» **EXERCISE TASK**: Across the listing below, how many lines hold "interessi"? Reply with the number by itself.

» **DATA SHOWN**:
□ □ □
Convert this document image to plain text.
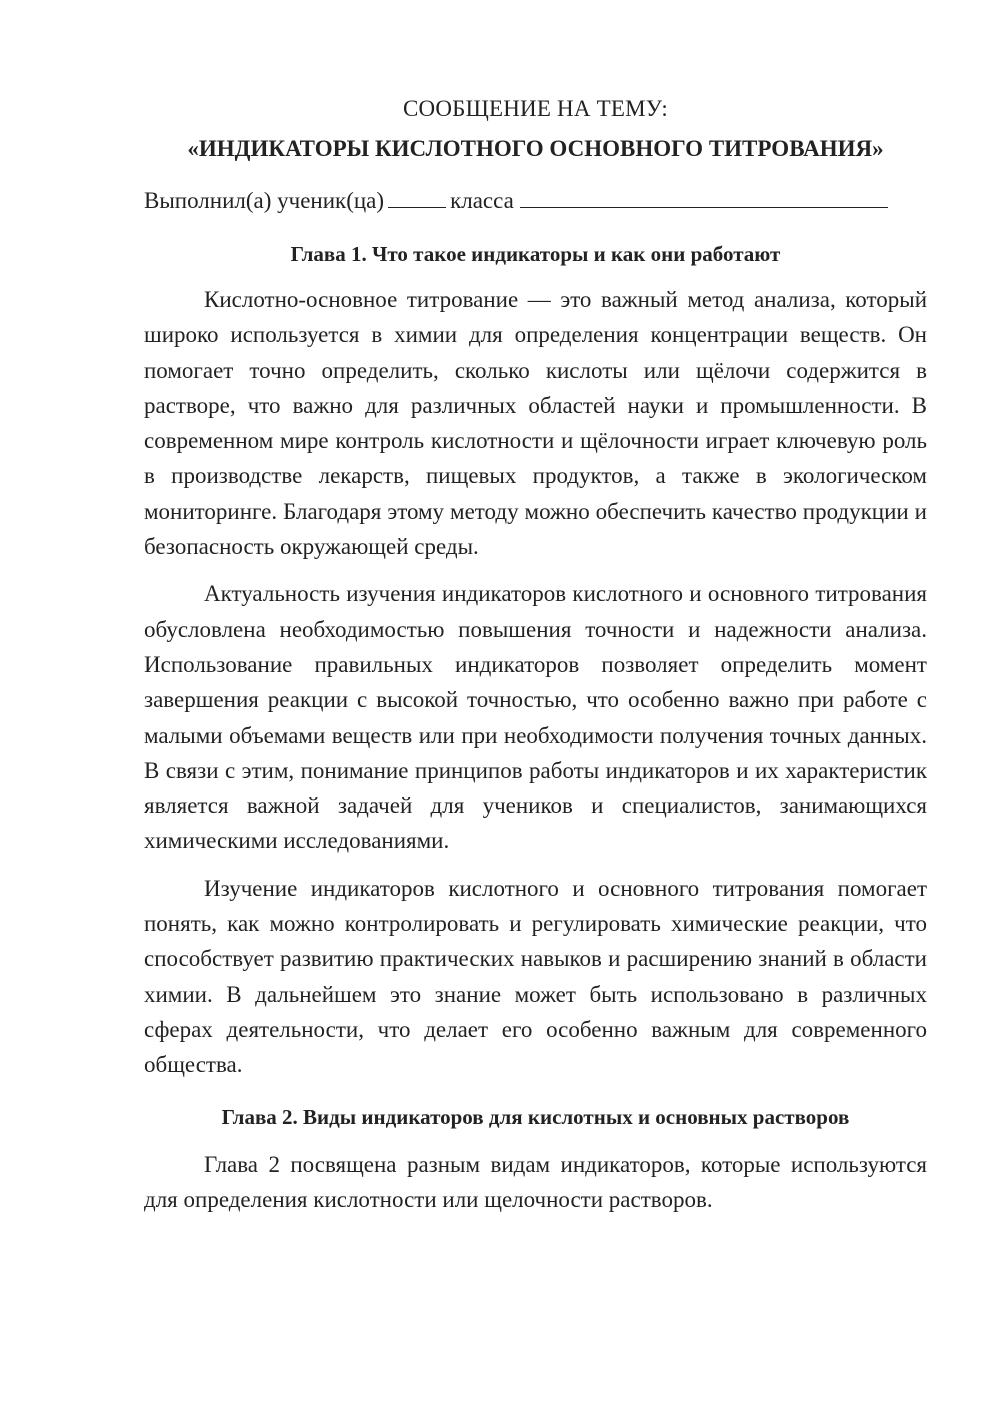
СООБЩЕНИЕ НА ТЕМУ:
«ИНДИКАТОРЫ КИСЛОТНОГО ОСНОВНОГО ТИТРОВАНИЯ»

Выполнил(а) ученик(ца)	класса

Глава 1. Что такое индикаторы и как они работают

Кислотно-основное титрование — это важный метод анализа, который широко используется в химии для определения концентрации веществ. Он помогает точно определить, сколько кислоты или щёлочи содержится в растворе, что важно для различных областей науки и промышленности. В современном мире контроль кислотности и щёлочности играет ключевую роль в производстве лекарств, пищевых продуктов, а также в экологическом мониторинге. Благодаря этому методу можно обеспечить качество продукции и безопасность окружающей среды.

Актуальность изучения индикаторов кислотного и основного титрования обусловлена необходимостью повышения точности и надежности анализа. Использование правильных индикаторов позволяет определить момент завершения реакции с высокой точностью, что особенно важно при работе с малыми объемами веществ или при необходимости получения точных данных. В связи с этим, понимание принципов работы индикаторов и их характеристик является важной задачей для учеников и специалистов, занимающихся химическими исследованиями.

Изучение индикаторов кислотного и основного титрования помогает понять, как можно контролировать и регулировать химические реакции, что способствует развитию практических навыков и расширению знаний в области химии. В дальнейшем это знание может быть использовано в различных сферах деятельности, что делает его особенно важным для современного общества.

Глава 2. Виды индикаторов для кислотных и основных растворов

Глава 2 посвящена разным видам индикаторов, которые используются для определения кислотности или щелочности растворов.
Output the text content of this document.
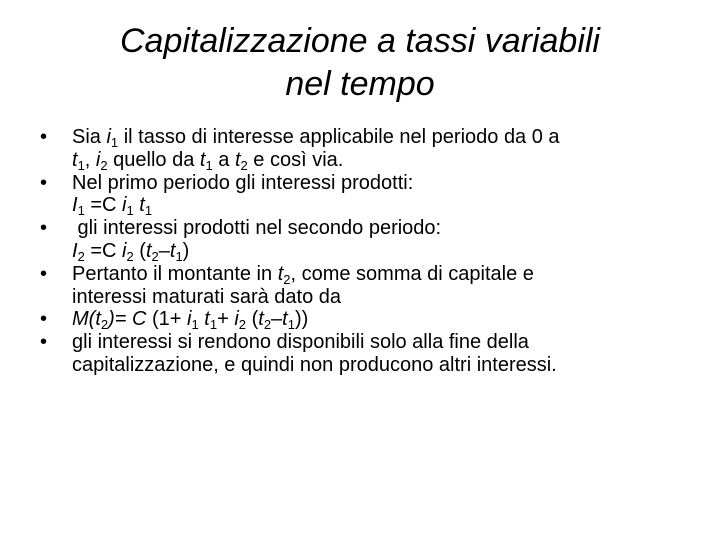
Capitalizzazione a tassi variabili
nel tempo
• Sia $i_1$ il tasso di interesse applicabile nel periodo da 0 a
$t_1$, $i_2$ quello da $t_1$ a $t_2$ e così via.
• Nel primo periodo gli interessi prodotti:
$I_1 =C$ $i_1$ $t_1$
• gli interessi prodotti nel secondo periodo:
$I_2 =C$ $i_2$ $(t_2-t_1)$
• Pertanto il montante in $t_2$, come somma di capitale e
interessi maturati sarà dato da
• $M(t_2)= C$ ($1+ i_1$ $t_1+ i_2$ $(t_2-t_1)$)
• gli interessi si rendono disponibili solo alla fine della
capitalizzazione, e quindi non producono altri interessi.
□ □ □
» **OUTPUT**: 5